*Task to carry out*: Without the pictures, reproduce the records that follow exactly.
### Data shown
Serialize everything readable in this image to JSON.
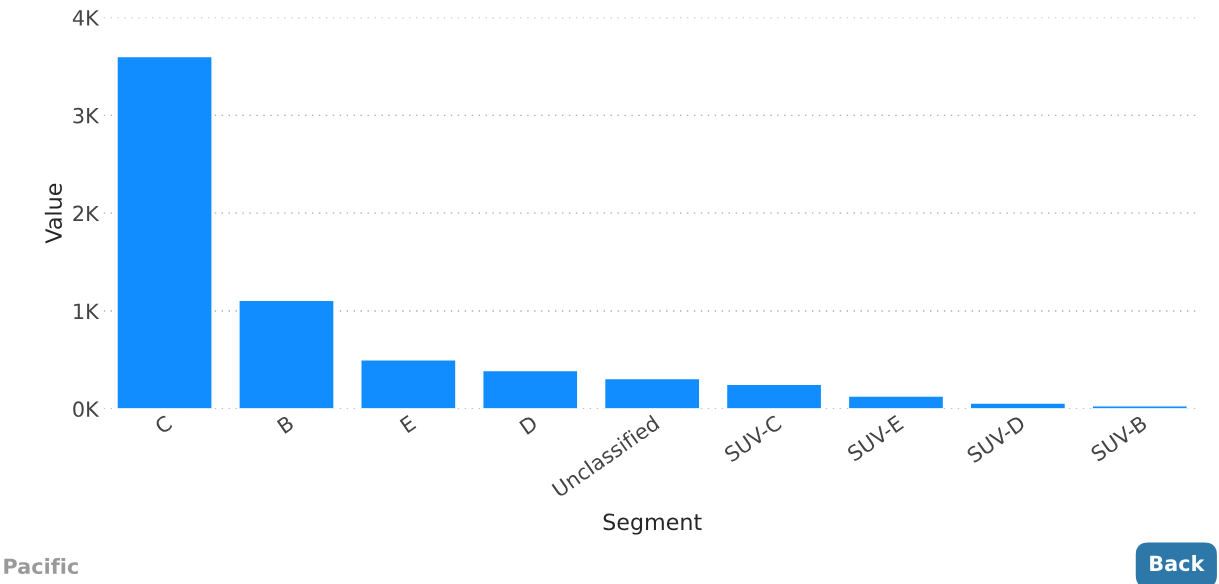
{
  "chart_data": {
    "type": "bar",
    "xlabel": "Segment",
    "ylabel": "Value",
    "categories": [
      "C",
      "B",
      "E",
      "D",
      "Unclassified",
      "SUV-C",
      "SUV-E",
      "SUV-D",
      "SUV-B"
    ],
    "values": [
      3600,
      1110,
      500,
      390,
      310,
      250,
      130,
      60,
      30
    ],
    "color": "#118dff",
    "ylim": [
      0,
      4000
    ],
    "yticks": [
      {
        "value": 0,
        "label": "0K"
      },
      {
        "value": 1000,
        "label": "1K"
      },
      {
        "value": 2000,
        "label": "2K"
      },
      {
        "value": 3000,
        "label": "3K"
      },
      {
        "value": 4000,
        "label": "4K"
      }
    ],
    "grid": "y",
    "annotations": [
      "Pacific",
      "Back"
    ]
  }
}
######
*Complete output*:
Serialize everything readable in this image to JSON.
{
  "chart_data": {
    "type": "bar",
    "xlabel": "Segment",
    "ylabel": "Value",
    "categories": [
      "C",
      "B",
      "E",
      "D",
      "Unclassified",
      "SUV-C",
      "SUV-E",
      "SUV-D",
      "SUV-B"
    ],
    "values": [
      3600,
      1110,
      500,
      390,
      310,
      250,
      130,
      60,
      30
    ],
    "color": "#118dff",
    "ylim": [
      0,
      4000
    ],
    "yticks": [
      {
        "value": 0,
        "label": "0K"
      },
      {
        "value": 1000,
        "label": "1K"
      },
      {
        "value": 2000,
        "label": "2K"
      },
      {
        "value": 3000,
        "label": "3K"
      },
      {
        "value": 4000,
        "label": "4K"
      }
    ],
    "grid": "y",
    "annotations": [
      "Pacific",
      "Back"
    ]
  }
}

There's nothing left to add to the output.